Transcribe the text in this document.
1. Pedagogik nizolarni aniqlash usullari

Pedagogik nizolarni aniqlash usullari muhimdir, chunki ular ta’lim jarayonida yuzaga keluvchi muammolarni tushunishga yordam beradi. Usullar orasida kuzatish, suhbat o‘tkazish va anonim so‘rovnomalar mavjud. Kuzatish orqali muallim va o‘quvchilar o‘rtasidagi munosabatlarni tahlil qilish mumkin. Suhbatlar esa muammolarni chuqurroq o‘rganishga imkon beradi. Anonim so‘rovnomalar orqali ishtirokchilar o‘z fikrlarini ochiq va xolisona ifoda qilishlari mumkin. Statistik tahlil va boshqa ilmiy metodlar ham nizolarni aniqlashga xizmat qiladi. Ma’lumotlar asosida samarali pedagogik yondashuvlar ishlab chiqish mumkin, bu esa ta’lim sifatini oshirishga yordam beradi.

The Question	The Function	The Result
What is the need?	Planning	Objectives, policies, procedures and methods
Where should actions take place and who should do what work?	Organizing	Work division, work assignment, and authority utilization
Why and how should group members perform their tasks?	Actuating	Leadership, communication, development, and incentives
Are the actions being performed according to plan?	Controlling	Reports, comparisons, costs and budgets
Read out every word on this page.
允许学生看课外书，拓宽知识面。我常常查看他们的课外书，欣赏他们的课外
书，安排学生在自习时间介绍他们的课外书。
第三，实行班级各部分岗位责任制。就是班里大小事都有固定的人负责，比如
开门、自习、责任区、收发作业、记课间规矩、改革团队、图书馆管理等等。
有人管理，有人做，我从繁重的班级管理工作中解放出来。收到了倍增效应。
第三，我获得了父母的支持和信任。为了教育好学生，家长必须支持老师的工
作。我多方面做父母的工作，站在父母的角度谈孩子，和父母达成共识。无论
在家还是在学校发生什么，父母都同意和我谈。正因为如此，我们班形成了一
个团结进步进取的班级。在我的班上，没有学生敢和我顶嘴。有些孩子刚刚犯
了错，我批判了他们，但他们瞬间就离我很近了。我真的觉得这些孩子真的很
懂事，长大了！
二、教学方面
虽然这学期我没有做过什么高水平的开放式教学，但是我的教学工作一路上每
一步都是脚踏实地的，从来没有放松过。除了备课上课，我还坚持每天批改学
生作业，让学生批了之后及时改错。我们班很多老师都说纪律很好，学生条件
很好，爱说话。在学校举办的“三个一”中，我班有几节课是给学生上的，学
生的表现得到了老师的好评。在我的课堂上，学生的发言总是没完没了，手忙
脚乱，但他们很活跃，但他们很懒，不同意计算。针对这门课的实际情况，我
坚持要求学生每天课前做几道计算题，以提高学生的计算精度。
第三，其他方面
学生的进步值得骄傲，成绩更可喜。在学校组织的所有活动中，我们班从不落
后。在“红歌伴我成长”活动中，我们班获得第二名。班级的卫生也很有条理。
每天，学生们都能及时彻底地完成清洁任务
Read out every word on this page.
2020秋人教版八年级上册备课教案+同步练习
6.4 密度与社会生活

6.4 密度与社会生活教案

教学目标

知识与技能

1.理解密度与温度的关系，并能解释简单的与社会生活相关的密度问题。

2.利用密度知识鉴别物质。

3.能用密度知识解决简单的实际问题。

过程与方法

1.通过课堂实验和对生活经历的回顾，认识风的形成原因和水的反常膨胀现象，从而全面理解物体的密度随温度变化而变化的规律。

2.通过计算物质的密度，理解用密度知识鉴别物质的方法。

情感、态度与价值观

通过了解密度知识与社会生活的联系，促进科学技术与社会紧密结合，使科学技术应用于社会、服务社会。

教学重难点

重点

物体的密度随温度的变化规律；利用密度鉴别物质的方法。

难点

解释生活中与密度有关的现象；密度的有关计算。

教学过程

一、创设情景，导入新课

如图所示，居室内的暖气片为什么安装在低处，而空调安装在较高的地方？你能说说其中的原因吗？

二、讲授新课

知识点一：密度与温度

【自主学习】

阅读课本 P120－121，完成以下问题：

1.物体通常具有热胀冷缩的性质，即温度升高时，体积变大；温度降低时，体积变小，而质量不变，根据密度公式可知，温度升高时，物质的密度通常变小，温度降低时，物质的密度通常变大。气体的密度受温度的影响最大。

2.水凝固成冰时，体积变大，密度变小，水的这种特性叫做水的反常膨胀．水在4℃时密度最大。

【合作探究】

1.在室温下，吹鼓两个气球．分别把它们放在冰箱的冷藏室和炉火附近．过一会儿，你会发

****

### WORK TO BE COMPLETED
Copy out the material above in its entirety. Every detail must match.

### FINAL RESULT
Transcribe the text in this document.
1. Pedagogik nizolarni aniqlash usullari

Pedagogik nizolarni aniqlash usullari muhimdir, chunki ular ta’lim jarayonida yuzaga keluvchi muammolarni tushunishga yordam beradi. Usullar orasida kuzatish, suhbat o‘tkazish va anonim so‘rovnomalar mavjud. Kuzatish orqali muallim va o‘quvchilar o‘rtasidagi munosabatlarni tahlil qilish mumkin. Suhbatlar esa muammolarni chuqurroq o‘rganishga imkon beradi. Anonim so‘rovnomalar orqali ishtirokchilar o‘z fikrlarini ochiq va xolisona ifoda qilishlari mumkin. Statistik tahlil va boshqa ilmiy metodlar ham nizolarni aniqlashga xizmat qiladi. Ma’lumotlar asosida samarali pedagogik yondashuvlar ishlab chiqish mumkin, bu esa ta’lim sifatini oshirishga yordam beradi.

The Question	The Function	The Result
What is the need?	Planning	Objectives, policies, procedures and methods
Where should actions take place and who should do what work?	Organizing	Work division, work assignment, and authority utilization
Why and how should group members perform their tasks?	Actuating	Leadership, communication, development, and incentives
Are the actions being performed according to plan?	Controlling	Reports, comparisons, costs and budgets
Read out every word on this page.
允许学生看课外书，拓宽知识面。我常常查看他们的课外书，欣赏他们的课外
书，安排学生在自习时间介绍他们的课外书。
第三，实行班级各部分岗位责任制。就是班里大小事都有固定的人负责，比如
开门、自习、责任区、收发作业、记课间规矩、改革团队、图书馆管理等等。
有人管理，有人做，我从繁重的班级管理工作中解放出来。收到了倍增效应。
第三，我获得了父母的支持和信任。为了教育好学生，家长必须支持老师的工
作。我多方面做父母的工作，站在父母的角度谈孩子，和父母达成共识。无论
在家还是在学校发生什么，父母都同意和我谈。正因为如此，我们班形成了一
个团结进步进取的班级。在我的班上，没有学生敢和我顶嘴。有些孩子刚刚犯
了错，我批判了他们，但他们瞬间就离我很近了。我真的觉得这些孩子真的很
懂事，长大了！
二、教学方面
虽然这学期我没有做过什么高水平的开放式教学，但是我的教学工作一路上每
一步都是脚踏实地的，从来没有放松过。除了备课上课，我还坚持每天批改学
生作业，让学生批了之后及时改错。我们班很多老师都说纪律很好，学生条件
很好，爱说话。在学校举办的“三个一”中，我班有几节课是给学生上的，学
生的表现得到了老师的好评。在我的课堂上，学生的发言总是没完没了，手忙
脚乱，但他们很活跃，但他们很懒，不同意计算。针对这门课的实际情况，我
坚持要求学生每天课前做几道计算题，以提高学生的计算精度。
第三，其他方面
学生的进步值得骄傲，成绩更可喜。在学校组织的所有活动中，我们班从不落
后。在“红歌伴我成长”活动中，我们班获得第二名。班级的卫生也很有条理。
每天，学生们都能及时彻底地完成清洁任务
Read out every word on this page.
2020秋人教版八年级上册备课教案+同步练习
6.4 密度与社会生活

6.4 密度与社会生活教案

教学目标

知识与技能

1.理解密度与温度的关系，并能解释简单的与社会生活相关的密度问题。

2.利用密度知识鉴别物质。

3.能用密度知识解决简单的实际问题。

过程与方法

1.通过课堂实验和对生活经历的回顾，认识风的形成原因和水的反常膨胀现象，从而全面理解物体的密度随温度变化而变化的规律。

2.通过计算物质的密度，理解用密度知识鉴别物质的方法。

情感、态度与价值观

通过了解密度知识与社会生活的联系，促进科学技术与社会紧密结合，使科学技术应用于社会、服务社会。

教学重难点

重点

物体的密度随温度的变化规律；利用密度鉴别物质的方法。

难点

解释生活中与密度有关的现象；密度的有关计算。

教学过程

一、创设情景，导入新课

如图所示，居室内的暖气片为什么安装在低处，而空调安装在较高的地方？你能说说其中的原因吗？

二、讲授新课

知识点一：密度与温度

【自主学习】

阅读课本 P120－121，完成以下问题：

1.物体通常具有热胀冷缩的性质，即温度升高时，体积变大；温度降低时，体积变小，而质量不变，根据密度公式可知，温度升高时，物质的密度通常变小，温度降低时，物质的密度通常变大。气体的密度受温度的影响最大。

2.水凝固成冰时，体积变大，密度变小，水的这种特性叫做水的反常膨胀．水在4℃时密度最大。

【合作探究】

1.在室温下，吹鼓两个气球．分别把它们放在冰箱的冷藏室和炉火附近．过一会儿，你会发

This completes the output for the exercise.